▸ **Data entries**:
◆ ◆ ◆ ◆ ◆
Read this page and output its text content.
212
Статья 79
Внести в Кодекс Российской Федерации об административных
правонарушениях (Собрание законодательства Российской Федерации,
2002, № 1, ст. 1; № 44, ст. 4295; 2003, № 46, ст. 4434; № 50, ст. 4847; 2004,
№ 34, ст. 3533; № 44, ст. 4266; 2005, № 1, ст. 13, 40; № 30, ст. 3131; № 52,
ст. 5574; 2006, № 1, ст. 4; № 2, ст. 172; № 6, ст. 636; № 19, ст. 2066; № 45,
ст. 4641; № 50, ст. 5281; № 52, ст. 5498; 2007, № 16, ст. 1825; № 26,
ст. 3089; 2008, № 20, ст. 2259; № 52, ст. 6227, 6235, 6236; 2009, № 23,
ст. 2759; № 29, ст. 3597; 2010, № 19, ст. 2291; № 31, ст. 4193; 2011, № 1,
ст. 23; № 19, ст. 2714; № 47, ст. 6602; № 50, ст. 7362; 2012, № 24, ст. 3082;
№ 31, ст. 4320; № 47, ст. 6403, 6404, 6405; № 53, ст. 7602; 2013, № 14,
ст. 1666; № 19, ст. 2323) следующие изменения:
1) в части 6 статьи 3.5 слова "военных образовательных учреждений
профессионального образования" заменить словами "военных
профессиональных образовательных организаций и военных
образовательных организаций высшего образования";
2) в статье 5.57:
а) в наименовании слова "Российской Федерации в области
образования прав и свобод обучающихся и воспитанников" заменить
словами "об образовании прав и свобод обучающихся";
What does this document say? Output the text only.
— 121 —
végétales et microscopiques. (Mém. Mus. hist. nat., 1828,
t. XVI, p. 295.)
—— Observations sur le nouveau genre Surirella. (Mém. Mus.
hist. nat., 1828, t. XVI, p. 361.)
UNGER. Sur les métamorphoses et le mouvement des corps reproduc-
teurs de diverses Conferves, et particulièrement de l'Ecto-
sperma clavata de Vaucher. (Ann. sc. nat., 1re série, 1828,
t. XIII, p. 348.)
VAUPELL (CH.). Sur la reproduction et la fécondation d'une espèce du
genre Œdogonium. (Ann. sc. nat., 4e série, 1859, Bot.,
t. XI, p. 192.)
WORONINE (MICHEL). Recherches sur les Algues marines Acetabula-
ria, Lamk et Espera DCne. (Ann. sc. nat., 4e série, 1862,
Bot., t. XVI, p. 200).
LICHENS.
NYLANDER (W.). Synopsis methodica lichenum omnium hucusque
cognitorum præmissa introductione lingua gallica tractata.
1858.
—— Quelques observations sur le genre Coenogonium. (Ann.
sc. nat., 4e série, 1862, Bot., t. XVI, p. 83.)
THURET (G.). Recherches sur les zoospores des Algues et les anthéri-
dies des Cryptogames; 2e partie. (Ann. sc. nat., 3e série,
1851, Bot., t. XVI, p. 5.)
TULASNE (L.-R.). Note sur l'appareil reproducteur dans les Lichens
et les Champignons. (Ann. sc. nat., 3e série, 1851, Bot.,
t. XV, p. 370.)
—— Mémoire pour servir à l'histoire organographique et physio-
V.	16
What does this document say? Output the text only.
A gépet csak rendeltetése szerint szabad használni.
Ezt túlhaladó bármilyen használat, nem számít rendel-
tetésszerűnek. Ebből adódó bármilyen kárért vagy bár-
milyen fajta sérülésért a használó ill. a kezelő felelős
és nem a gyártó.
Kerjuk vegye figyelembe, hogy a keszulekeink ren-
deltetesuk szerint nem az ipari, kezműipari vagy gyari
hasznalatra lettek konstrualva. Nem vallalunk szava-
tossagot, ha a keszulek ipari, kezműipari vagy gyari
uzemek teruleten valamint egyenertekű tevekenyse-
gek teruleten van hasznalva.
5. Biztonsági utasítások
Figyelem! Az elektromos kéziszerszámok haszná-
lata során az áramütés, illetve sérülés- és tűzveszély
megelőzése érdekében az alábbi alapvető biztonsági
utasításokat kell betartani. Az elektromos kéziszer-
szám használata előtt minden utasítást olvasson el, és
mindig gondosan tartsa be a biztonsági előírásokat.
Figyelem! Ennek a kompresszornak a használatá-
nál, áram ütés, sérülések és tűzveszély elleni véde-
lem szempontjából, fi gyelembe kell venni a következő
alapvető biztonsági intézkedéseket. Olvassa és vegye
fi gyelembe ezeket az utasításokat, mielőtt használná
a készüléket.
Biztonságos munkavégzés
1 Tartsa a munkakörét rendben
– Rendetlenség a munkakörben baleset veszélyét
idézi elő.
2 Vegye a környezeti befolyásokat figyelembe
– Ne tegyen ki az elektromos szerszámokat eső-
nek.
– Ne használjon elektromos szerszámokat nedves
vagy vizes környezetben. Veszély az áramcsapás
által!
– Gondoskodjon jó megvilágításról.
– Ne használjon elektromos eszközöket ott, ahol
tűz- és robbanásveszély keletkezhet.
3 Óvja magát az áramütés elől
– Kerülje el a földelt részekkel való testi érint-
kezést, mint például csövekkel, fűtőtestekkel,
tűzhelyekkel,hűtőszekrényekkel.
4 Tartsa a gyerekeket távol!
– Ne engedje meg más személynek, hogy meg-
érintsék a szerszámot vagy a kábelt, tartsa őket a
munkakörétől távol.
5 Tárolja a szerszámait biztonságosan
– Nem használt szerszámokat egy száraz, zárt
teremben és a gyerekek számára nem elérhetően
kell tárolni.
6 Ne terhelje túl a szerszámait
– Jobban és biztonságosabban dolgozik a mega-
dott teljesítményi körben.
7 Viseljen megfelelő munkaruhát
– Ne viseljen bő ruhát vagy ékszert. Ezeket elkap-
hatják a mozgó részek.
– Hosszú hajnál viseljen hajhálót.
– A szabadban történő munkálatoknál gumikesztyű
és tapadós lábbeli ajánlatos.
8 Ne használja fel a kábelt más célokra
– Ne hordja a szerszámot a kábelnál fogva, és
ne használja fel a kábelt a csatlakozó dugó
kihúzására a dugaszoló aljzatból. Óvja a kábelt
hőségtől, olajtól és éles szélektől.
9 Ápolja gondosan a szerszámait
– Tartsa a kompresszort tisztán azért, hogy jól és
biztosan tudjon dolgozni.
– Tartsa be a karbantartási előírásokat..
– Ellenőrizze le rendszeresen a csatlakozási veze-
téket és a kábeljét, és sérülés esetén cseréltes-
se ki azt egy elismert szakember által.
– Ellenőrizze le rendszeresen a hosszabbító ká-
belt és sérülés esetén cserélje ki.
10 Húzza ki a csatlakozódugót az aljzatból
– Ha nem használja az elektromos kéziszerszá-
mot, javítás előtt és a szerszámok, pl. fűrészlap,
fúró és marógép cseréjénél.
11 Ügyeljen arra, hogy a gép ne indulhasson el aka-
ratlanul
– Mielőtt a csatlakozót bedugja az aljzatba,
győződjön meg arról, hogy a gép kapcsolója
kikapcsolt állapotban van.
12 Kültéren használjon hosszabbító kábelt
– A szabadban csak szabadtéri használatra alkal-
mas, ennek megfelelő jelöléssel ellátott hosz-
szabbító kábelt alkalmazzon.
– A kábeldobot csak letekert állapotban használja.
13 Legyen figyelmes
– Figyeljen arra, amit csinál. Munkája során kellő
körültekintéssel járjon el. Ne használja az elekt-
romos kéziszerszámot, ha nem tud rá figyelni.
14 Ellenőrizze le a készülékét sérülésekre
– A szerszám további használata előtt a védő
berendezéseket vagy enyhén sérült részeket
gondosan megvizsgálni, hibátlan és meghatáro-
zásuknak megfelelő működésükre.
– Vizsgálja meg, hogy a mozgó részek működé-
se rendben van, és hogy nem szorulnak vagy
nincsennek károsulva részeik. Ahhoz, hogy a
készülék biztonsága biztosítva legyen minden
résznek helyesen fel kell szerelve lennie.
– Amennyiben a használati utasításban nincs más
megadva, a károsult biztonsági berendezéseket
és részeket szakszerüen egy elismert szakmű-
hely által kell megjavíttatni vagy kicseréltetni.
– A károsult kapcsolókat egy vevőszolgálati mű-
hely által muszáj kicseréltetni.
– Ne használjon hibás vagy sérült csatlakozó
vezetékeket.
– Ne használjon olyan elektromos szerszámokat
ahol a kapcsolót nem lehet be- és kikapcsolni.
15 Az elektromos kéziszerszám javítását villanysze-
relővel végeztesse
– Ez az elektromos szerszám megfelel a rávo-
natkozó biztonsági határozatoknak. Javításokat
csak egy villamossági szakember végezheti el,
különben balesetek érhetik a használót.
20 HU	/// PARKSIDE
◆ ◆ ◆ ◆ ◆
▸ **TASK DESCRIPTION**: Go through the records above, find every line with the word "esetén", and list those lines.

▸ **RESULT**:
téket és a kábeljét, és sérülés esetén cseréltes-
belt és sérülés esetén cserélje ki.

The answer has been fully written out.